▶ SET PROBLEM
In this exercise, reproduce all the entries that follow exactly.

- - - -

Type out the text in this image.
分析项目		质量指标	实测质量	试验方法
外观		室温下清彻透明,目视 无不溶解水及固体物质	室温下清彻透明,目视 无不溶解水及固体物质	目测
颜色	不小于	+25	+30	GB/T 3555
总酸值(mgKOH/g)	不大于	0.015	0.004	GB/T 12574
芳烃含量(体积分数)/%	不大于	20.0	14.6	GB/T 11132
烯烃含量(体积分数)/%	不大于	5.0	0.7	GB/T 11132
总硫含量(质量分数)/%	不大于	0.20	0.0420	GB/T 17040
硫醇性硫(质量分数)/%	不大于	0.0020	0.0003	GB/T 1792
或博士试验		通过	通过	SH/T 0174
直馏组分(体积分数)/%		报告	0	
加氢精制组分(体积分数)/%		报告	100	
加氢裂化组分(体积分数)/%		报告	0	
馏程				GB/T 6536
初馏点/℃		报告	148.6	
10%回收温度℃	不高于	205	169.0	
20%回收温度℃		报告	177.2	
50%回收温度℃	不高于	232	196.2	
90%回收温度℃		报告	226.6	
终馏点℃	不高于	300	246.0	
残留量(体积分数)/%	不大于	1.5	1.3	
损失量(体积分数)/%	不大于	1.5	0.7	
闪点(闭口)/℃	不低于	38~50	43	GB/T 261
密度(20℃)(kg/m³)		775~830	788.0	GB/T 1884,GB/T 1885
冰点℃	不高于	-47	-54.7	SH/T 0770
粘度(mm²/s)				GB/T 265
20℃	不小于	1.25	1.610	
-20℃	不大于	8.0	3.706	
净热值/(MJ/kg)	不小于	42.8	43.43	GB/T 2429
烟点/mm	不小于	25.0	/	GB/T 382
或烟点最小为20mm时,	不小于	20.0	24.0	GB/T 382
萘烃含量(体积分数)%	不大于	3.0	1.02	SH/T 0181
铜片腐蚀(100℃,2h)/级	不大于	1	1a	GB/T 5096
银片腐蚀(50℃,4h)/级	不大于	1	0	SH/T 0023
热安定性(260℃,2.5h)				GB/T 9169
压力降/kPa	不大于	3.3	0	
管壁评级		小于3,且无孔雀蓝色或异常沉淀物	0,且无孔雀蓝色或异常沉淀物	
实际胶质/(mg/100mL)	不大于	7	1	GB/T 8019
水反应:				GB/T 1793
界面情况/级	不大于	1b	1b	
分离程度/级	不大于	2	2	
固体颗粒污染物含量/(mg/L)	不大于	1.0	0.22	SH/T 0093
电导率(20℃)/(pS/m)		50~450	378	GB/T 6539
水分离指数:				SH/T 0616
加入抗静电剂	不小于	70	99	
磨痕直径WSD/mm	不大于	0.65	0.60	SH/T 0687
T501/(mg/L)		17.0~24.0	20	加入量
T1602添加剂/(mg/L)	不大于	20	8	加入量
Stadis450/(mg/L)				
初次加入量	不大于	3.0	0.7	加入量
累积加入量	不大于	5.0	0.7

- - - -

▶ TASK RESULT
Type out the text in this image.
分析项目		质量指标	实测质量	试验方法
外观		室温下清彻透明,目视 无不溶解水及固体物质	室温下清彻透明,目视 无不溶解水及固体物质	目测
颜色	不小于	+25	+30	GB/T 3555
总酸值(mgKOH/g)	不大于	0.015	0.004	GB/T 12574
芳烃含量(体积分数)/%	不大于	20.0	14.6	GB/T 11132
烯烃含量(体积分数)/%	不大于	5.0	0.7	GB/T 11132
总硫含量(质量分数)/%	不大于	0.20	0.0420	GB/T 17040
硫醇性硫(质量分数)/%	不大于	0.0020	0.0003	GB/T 1792
或博士试验		通过	通过	SH/T 0174
直馏组分(体积分数)/%		报告	0	
加氢精制组分(体积分数)/%		报告	100	
加氢裂化组分(体积分数)/%		报告	0	
馏程				GB/T 6536
初馏点/℃		报告	148.6	
10%回收温度℃	不高于	205	169.0	
20%回收温度℃		报告	177.2	
50%回收温度℃	不高于	232	196.2	
90%回收温度℃		报告	226.6	
终馏点℃	不高于	300	246.0	
残留量(体积分数)/%	不大于	1.5	1.3	
损失量(体积分数)/%	不大于	1.5	0.7	
闪点(闭口)/℃	不低于	38~50	43	GB/T 261
密度(20℃)(kg/m³)		775~830	788.0	GB/T 1884,GB/T 1885
冰点℃	不高于	-47	-54.7	SH/T 0770
粘度(mm²/s)				GB/T 265
20℃	不小于	1.25	1.610	
-20℃	不大于	8.0	3.706	
净热值/(MJ/kg)	不小于	42.8	43.43	GB/T 2429
烟点/mm	不小于	25.0	/	GB/T 382
或烟点最小为20mm时,	不小于	20.0	24.0	GB/T 382
萘烃含量(体积分数)%	不大于	3.0	1.02	SH/T 0181
铜片腐蚀(100℃,2h)/级	不大于	1	1a	GB/T 5096
银片腐蚀(50℃,4h)/级	不大于	1	0	SH/T 0023
热安定性(260℃,2.5h)				GB/T 9169
压力降/kPa	不大于	3.3	0	
管壁评级		小于3,且无孔雀蓝色或异常沉淀物	0,且无孔雀蓝色或异常沉淀物	
实际胶质/(mg/100mL)	不大于	7	1	GB/T 8019
水反应:				GB/T 1793
界面情况/级	不大于	1b	1b	
分离程度/级	不大于	2	2	
固体颗粒污染物含量/(mg/L)	不大于	1.0	0.22	SH/T 0093
电导率(20℃)/(pS/m)		50~450	378	GB/T 6539
水分离指数:				SH/T 0616
加入抗静电剂	不小于	70	99	
磨痕直径WSD/mm	不大于	0.65	0.60	SH/T 0687
T501/(mg/L)		17.0~24.0	20	加入量
T1602添加剂/(mg/L)	不大于	20	8	加入量
Stadis450/(mg/L)				
初次加入量	不大于	3.0	0.7	加入量
累积加入量	不大于	5.0	0.7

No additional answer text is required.